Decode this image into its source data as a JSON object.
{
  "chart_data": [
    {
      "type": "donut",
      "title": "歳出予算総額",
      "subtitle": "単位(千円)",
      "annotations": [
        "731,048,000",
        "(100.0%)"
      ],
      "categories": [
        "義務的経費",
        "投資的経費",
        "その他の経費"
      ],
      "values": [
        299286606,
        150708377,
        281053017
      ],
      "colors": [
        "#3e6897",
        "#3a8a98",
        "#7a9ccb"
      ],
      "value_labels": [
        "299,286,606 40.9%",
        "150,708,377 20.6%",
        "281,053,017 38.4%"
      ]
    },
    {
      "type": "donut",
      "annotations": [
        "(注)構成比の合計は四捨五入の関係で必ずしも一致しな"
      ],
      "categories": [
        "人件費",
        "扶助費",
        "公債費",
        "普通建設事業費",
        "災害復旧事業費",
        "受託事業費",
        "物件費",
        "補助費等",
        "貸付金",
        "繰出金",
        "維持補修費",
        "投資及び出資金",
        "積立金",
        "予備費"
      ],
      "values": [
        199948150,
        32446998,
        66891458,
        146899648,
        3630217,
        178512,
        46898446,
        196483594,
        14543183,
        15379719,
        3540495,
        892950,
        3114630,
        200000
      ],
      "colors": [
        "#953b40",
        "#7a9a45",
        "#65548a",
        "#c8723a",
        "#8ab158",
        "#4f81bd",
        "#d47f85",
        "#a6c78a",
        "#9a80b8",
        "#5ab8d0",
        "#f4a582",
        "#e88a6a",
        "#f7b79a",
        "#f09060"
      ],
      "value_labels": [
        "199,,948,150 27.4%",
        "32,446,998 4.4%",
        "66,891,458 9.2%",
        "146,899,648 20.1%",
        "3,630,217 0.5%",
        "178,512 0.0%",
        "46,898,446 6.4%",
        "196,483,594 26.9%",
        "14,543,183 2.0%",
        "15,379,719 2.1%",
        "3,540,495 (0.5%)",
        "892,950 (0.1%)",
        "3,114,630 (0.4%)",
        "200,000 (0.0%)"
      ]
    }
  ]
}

Task to carry out – The entries above must be returned exactly.

Right answer –
Decode this image into its source data as a JSON object.
{
  "chart_data": [
    {
      "type": "donut",
      "title": "歳出予算総額",
      "subtitle": "単位(千円)",
      "annotations": [
        "731,048,000",
        "(100.0%)"
      ],
      "categories": [
        "義務的経費",
        "投資的経費",
        "その他の経費"
      ],
      "values": [
        299286606,
        150708377,
        281053017
      ],
      "colors": [
        "#3e6897",
        "#3a8a98",
        "#7a9ccb"
      ],
      "value_labels": [
        "299,286,606 40.9%",
        "150,708,377 20.6%",
        "281,053,017 38.4%"
      ]
    },
    {
      "type": "donut",
      "annotations": [
        "(注)構成比の合計は四捨五入の関係で必ずしも一致しな"
      ],
      "categories": [
        "人件費",
        "扶助費",
        "公債費",
        "普通建設事業費",
        "災害復旧事業費",
        "受託事業費",
        "物件費",
        "補助費等",
        "貸付金",
        "繰出金",
        "維持補修費",
        "投資及び出資金",
        "積立金",
        "予備費"
      ],
      "values": [
        199948150,
        32446998,
        66891458,
        146899648,
        3630217,
        178512,
        46898446,
        196483594,
        14543183,
        15379719,
        3540495,
        892950,
        3114630,
        200000
      ],
      "colors": [
        "#953b40",
        "#7a9a45",
        "#65548a",
        "#c8723a",
        "#8ab158",
        "#4f81bd",
        "#d47f85",
        "#a6c78a",
        "#9a80b8",
        "#5ab8d0",
        "#f4a582",
        "#e88a6a",
        "#f7b79a",
        "#f09060"
      ],
      "value_labels": [
        "199,,948,150 27.4%",
        "32,446,998 4.4%",
        "66,891,458 9.2%",
        "146,899,648 20.1%",
        "3,630,217 0.5%",
        "178,512 0.0%",
        "46,898,446 6.4%",
        "196,483,594 26.9%",
        "14,543,183 2.0%",
        "15,379,719 2.1%",
        "3,540,495 (0.5%)",
        "892,950 (0.1%)",
        "3,114,630 (0.4%)",
        "200,000 (0.0%)"
      ]
    }
  ]
}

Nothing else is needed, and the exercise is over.